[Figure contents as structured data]
(begin)

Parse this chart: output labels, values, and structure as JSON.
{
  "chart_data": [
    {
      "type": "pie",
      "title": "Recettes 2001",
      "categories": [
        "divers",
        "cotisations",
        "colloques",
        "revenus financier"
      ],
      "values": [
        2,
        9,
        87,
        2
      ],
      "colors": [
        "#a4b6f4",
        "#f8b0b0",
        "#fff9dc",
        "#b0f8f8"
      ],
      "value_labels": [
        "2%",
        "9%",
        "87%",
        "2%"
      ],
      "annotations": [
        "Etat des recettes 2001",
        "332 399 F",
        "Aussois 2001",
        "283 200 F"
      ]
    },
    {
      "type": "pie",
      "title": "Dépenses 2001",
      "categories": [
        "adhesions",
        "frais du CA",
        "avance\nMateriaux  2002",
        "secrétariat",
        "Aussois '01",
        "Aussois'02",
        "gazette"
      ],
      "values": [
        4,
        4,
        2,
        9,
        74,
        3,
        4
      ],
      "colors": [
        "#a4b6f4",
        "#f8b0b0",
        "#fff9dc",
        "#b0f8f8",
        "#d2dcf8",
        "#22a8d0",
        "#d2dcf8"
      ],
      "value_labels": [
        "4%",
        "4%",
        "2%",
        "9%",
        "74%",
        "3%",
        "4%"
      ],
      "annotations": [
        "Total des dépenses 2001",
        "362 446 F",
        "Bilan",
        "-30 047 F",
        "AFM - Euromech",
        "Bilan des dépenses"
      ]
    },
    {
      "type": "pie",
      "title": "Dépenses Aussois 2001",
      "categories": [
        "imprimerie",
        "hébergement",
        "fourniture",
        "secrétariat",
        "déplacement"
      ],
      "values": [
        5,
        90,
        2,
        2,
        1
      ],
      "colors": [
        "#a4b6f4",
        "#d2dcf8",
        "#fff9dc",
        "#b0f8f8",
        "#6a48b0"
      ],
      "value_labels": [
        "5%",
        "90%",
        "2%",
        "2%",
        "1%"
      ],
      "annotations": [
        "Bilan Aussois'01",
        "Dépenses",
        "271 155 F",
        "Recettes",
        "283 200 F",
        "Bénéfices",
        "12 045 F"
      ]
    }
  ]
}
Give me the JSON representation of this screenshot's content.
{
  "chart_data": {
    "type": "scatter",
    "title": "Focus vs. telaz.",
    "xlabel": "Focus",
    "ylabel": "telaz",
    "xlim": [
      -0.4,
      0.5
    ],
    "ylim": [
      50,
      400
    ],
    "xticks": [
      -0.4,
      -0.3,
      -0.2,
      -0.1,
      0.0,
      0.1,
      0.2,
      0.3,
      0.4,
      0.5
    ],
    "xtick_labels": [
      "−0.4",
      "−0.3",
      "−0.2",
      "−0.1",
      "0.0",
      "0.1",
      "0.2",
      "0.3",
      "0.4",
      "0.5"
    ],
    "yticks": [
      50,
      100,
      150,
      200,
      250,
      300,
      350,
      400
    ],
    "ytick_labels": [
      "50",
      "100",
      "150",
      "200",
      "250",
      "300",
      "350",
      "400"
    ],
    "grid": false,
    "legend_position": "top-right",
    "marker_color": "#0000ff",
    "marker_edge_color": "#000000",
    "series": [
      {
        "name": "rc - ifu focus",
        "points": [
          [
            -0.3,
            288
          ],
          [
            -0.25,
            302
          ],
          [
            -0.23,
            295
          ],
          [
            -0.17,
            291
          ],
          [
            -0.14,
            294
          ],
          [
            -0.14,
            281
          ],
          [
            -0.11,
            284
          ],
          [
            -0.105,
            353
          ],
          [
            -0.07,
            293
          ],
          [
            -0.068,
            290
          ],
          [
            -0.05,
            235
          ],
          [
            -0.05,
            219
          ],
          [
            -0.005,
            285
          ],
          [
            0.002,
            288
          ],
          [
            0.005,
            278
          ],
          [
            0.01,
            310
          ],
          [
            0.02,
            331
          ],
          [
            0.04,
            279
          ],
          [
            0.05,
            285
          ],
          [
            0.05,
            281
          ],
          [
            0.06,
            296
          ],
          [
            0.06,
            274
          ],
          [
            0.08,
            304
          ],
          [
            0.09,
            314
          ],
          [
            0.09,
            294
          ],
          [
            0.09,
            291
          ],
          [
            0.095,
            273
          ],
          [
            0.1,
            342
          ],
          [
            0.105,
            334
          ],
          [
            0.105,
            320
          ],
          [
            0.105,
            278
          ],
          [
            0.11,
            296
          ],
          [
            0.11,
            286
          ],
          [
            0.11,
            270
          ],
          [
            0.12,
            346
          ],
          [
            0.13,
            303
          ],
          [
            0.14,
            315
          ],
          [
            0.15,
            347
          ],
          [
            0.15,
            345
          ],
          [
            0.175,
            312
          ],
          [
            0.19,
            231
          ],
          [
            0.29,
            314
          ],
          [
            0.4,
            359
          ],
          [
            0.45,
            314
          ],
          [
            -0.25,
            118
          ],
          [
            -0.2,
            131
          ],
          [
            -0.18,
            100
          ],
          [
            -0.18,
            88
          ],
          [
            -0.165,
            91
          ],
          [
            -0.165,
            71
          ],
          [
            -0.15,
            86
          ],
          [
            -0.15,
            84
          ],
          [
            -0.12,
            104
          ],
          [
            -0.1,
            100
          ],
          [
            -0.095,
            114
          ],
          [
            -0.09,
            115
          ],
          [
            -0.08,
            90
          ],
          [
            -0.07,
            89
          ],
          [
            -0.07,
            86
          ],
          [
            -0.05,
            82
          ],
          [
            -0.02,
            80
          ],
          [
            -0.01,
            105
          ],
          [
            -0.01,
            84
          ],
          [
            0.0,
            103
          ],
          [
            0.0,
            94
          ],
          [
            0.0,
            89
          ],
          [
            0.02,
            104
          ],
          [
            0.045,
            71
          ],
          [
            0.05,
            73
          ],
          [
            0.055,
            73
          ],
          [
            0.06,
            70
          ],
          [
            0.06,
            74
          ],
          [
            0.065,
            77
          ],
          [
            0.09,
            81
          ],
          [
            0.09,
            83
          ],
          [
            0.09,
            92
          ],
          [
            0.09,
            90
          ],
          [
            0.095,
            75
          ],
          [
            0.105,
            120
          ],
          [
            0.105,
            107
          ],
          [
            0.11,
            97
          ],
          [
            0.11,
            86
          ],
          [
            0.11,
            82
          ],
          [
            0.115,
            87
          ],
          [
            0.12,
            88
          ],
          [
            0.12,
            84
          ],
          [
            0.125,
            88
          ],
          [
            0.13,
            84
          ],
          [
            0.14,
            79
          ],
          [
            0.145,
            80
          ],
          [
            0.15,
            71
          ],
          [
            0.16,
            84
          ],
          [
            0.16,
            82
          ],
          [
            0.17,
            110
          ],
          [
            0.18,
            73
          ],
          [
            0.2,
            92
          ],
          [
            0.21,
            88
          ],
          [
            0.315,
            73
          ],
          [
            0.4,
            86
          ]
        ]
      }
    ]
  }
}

(end)

◆ DO THIS
Copy out every line from the data above that has "Aussois" in it.

◆ FINAL RESULT
        "Aussois 2001",
        "Aussois '01",
        "Aussois'02",
      "title": "Dépenses Aussois 2001",
        "Bilan Aussois'01",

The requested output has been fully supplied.